__Exercise objective__. Pull every line containing "date" from the entries.
— Start —
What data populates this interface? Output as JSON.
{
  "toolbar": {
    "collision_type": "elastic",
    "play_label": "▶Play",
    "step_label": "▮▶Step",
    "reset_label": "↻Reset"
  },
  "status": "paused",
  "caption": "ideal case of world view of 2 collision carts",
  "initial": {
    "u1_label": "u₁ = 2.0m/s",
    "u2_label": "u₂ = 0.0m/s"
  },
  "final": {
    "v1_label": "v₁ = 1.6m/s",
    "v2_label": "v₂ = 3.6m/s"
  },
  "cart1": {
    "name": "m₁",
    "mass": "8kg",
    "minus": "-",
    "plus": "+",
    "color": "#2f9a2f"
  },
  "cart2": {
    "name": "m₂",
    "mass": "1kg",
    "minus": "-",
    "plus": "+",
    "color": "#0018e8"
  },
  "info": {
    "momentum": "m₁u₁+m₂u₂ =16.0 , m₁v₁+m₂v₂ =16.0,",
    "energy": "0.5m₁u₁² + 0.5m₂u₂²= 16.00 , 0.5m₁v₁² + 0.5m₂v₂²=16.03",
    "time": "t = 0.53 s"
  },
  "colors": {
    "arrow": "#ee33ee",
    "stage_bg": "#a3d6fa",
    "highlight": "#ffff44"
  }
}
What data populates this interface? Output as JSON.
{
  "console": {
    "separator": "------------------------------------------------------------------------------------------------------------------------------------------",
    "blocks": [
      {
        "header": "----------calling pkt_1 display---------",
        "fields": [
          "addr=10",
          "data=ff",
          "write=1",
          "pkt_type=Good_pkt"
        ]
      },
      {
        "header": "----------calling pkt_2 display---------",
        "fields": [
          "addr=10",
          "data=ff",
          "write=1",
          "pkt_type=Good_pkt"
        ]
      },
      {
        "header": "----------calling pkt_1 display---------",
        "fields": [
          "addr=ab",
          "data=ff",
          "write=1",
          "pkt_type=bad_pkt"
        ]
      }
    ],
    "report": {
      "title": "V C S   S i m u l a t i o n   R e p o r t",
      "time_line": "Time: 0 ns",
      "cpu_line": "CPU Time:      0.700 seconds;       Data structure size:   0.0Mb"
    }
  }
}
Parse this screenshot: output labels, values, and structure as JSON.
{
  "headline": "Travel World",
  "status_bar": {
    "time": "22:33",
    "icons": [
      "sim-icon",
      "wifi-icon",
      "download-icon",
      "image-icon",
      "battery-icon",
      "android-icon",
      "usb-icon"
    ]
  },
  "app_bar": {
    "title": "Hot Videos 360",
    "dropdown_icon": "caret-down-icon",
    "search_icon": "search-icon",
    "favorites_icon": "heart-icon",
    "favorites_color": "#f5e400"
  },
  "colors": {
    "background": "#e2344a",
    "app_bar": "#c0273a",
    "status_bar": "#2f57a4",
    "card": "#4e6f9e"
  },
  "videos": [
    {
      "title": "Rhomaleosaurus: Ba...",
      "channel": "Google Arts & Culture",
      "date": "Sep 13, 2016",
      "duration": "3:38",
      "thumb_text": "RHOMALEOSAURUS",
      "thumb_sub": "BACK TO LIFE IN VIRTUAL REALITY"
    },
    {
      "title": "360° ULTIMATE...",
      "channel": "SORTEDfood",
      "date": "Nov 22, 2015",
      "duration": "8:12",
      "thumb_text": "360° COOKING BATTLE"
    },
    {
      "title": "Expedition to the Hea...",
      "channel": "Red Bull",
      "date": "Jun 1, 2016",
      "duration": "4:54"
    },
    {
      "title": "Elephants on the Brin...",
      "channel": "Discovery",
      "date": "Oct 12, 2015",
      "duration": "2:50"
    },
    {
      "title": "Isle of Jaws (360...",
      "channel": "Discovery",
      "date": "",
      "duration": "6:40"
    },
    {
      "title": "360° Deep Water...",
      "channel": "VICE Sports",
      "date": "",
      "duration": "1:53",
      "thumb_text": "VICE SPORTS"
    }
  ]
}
— End —
__Finished task__.
      "date": "Sep 13, 2016",
      "date": "Nov 22, 2015",
      "date": "Jun 1, 2016",
      "date": "Oct 12, 2015",
      "date": "",
      "date": "",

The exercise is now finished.